====== PASSAGE
Negotiate – Sell – Interrogate. Perhaps astonishingly, they are all one in the same. Great negotiators sell beneficial agreements; great sales professionals sell the perfect product or solution; and great interrogators sell the truth. All three processes involve at least two people communicating from opposite perspectives who use their preparation, experience, and training to learn about their counterparts and create middle ground from which they can achieve their end goal. While negotiations are perceived as noble endeavors and sales conversations are the lifeblood of many businesses, interrogations are perceived as dark, confrontational and ugly interactions.
Despite common perceptions, the similarities between the three processes are striking. To start, the participants in each process experience fears and motivations, have goals, and face potential consequences. Negotiators, sales professionals, and interrogators achieve their goals by creating relationships, identifying interests, and persuading counterparts to make concessions. They also create alternatives and, maybe most importantly, help people feel comfortable making tough decisions. They accomplish all of this while staying aware that any mistake could jeopardize relationships, company images, future opportunities, and create legal difficulty if things go wrong.
============
====== DATA RECORDS
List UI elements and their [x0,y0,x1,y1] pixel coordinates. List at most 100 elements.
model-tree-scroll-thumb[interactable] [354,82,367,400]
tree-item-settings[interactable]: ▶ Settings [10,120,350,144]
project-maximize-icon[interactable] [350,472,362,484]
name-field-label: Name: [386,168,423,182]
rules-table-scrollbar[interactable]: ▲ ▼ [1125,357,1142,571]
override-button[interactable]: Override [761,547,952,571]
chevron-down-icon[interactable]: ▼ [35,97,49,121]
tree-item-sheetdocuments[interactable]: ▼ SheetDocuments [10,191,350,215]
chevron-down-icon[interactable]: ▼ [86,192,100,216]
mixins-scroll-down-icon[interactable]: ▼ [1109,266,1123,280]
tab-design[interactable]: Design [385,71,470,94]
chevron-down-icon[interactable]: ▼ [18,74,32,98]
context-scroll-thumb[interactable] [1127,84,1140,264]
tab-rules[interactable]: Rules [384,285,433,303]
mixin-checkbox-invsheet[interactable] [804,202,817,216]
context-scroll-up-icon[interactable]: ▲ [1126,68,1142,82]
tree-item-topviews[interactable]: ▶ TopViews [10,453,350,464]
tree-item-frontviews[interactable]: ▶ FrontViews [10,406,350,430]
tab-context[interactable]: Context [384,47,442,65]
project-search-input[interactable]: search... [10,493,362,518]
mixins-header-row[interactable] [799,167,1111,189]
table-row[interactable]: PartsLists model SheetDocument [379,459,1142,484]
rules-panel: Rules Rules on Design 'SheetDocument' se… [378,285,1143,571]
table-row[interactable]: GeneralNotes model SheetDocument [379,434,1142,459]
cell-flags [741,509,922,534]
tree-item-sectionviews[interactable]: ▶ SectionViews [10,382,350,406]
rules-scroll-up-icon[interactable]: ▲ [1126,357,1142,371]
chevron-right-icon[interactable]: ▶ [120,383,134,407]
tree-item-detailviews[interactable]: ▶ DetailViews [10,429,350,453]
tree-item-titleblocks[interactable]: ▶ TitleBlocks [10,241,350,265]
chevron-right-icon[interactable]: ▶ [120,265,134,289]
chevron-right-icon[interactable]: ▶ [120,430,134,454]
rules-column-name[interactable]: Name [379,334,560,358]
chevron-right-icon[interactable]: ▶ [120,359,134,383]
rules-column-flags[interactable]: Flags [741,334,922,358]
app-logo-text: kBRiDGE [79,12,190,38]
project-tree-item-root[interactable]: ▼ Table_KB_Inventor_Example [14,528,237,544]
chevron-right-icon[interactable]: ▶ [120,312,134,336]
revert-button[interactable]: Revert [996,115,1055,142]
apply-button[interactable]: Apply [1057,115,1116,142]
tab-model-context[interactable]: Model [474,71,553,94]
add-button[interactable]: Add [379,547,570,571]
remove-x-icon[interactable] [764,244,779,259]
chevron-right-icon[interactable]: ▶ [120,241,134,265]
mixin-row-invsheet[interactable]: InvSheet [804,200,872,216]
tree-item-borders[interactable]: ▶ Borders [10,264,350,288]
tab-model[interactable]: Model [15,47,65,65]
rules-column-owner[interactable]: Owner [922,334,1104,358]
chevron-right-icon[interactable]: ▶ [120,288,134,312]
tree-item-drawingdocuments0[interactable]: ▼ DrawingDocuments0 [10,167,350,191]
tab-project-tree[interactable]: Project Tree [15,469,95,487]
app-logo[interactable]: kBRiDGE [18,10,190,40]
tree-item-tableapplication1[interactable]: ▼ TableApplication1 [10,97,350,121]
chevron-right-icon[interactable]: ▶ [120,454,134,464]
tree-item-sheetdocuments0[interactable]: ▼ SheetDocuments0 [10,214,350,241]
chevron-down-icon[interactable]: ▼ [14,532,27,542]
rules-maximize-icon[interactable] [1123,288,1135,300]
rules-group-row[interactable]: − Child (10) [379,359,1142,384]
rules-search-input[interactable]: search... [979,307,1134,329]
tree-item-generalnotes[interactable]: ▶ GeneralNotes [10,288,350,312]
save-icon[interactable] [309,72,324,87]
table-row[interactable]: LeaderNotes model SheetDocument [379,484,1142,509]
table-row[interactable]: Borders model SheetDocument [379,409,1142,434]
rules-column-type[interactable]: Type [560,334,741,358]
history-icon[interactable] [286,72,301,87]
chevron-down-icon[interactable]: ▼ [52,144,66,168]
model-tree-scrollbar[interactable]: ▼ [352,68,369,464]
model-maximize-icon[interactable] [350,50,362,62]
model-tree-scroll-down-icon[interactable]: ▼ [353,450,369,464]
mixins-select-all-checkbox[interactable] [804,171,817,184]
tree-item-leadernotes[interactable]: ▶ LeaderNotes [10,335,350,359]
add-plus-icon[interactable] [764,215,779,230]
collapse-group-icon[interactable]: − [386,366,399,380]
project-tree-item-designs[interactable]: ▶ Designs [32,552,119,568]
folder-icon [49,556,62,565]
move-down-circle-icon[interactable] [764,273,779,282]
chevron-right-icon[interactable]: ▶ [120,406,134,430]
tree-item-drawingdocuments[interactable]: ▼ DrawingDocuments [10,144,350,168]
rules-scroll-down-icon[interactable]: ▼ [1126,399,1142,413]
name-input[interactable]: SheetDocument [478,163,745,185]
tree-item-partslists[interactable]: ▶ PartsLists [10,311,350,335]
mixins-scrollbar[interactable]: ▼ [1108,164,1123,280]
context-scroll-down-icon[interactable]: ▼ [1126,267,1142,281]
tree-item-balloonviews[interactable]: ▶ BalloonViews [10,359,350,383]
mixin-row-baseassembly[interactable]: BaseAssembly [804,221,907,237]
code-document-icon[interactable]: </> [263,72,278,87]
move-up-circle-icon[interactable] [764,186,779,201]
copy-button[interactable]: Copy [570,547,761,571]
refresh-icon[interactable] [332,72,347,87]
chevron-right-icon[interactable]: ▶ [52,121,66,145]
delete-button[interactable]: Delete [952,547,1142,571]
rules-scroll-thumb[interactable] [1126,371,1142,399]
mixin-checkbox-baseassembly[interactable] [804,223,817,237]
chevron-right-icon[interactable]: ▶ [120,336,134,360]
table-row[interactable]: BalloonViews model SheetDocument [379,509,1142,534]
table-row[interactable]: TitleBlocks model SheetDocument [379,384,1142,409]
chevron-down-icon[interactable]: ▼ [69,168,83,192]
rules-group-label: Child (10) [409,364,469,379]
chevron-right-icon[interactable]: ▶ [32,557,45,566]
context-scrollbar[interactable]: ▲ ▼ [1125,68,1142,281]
============
▶ [TASK INSTRUCTIONS]
A: Rewrite the stretch of the passage on negotiation, sales and interrogation from "Despite common perceptions, the" through "things go wrong.", putting "opponents" in place of "counterparts".
B: How does the passage on negotiation, sales and interrogation say interrogations are commonly perceived?

▶ [PER-TASK OUTPUTS]
A:
Despite common perceptions, the similarities between the three processes are striking. To start, the participants in each process experience fears and motivations, have goals, and face potential consequences. Negotiators, sales professionals, and interrogators achieve their goals by creating relationships, identifying interests, and persuading opponents to make concessions. They also create alternatives and, maybe most importantly, help people feel comfortable making tough decisions. They accomplish all of this while staying aware that any mistake could jeopardize relationships, company images, future opportunities, and create legal difficulty if things go wrong.

B: As dark, confrontational and ugly interactions.